### AIM OF THE EXERCISE
Search the records for "αμνησία" and copy each line that holds it.
## BEGIN
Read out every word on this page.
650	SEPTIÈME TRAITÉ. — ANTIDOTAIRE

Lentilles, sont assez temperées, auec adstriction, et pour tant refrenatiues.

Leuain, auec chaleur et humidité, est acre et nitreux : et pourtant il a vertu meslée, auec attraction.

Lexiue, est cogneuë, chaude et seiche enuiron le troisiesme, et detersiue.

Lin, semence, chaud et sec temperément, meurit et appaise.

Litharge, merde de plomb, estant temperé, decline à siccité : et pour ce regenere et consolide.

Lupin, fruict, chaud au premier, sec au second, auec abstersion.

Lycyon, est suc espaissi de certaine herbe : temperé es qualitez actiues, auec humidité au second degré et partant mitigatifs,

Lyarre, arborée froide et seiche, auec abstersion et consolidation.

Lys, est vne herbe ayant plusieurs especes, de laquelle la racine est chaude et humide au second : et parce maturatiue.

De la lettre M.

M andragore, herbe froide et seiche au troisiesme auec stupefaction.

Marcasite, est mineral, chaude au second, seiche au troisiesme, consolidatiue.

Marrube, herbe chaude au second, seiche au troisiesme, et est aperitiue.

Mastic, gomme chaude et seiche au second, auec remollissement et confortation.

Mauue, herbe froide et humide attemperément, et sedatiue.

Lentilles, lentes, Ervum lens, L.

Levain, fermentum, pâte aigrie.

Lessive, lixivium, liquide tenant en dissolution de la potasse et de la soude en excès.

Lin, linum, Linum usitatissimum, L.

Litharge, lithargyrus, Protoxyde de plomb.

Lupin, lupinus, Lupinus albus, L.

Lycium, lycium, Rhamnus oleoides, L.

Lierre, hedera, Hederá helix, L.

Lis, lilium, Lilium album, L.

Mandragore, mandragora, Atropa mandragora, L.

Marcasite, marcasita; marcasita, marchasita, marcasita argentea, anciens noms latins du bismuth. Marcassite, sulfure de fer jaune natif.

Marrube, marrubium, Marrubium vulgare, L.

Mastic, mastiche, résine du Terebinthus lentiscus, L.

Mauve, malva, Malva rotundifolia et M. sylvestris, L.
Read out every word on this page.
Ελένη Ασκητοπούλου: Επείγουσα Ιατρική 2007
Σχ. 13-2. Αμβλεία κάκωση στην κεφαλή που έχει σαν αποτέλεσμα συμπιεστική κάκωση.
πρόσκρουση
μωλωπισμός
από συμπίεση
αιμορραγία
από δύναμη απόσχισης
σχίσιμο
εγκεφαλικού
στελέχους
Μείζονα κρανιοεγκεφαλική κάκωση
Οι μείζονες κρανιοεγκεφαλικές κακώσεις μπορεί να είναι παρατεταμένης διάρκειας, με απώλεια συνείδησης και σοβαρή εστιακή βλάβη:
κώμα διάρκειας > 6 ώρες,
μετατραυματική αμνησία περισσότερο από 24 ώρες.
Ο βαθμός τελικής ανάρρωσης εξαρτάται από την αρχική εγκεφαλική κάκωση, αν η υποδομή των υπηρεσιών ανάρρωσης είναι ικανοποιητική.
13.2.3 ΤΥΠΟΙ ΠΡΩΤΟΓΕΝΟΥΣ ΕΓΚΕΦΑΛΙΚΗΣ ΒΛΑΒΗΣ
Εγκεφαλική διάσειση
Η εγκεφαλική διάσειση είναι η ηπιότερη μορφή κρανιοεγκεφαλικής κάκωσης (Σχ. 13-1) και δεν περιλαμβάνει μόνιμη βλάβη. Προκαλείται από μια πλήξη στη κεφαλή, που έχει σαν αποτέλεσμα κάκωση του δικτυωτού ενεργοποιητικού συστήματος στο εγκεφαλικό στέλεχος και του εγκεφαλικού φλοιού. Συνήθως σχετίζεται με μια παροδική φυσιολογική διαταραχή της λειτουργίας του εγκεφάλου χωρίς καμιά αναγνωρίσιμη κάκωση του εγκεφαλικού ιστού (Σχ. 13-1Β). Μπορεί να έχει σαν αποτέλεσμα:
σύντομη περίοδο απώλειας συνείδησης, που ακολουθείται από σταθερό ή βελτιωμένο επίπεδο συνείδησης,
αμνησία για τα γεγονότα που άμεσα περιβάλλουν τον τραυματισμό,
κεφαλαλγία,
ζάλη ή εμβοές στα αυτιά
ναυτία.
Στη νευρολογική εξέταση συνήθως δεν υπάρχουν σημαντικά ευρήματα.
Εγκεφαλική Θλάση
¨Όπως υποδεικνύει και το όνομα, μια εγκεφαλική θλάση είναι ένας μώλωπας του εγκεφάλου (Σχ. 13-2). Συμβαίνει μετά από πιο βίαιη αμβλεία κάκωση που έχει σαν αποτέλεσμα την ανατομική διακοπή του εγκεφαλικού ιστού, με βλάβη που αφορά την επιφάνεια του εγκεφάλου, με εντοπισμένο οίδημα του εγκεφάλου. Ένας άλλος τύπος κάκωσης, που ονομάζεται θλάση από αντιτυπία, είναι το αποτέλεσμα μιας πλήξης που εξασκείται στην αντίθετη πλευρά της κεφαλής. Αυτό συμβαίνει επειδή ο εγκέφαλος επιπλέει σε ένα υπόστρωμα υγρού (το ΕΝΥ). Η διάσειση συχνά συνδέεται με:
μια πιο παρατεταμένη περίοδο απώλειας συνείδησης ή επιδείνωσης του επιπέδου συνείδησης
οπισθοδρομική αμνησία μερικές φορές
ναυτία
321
## END
### FULL RESPONSE
μετατραυματική αμνησία περισσότερο από 24 ώρες.
αμνησία για τα γεγονότα που άμεσα περιβάλλουν τον τραυματισμό,
οπισθοδρομική αμνησία μερικές φορές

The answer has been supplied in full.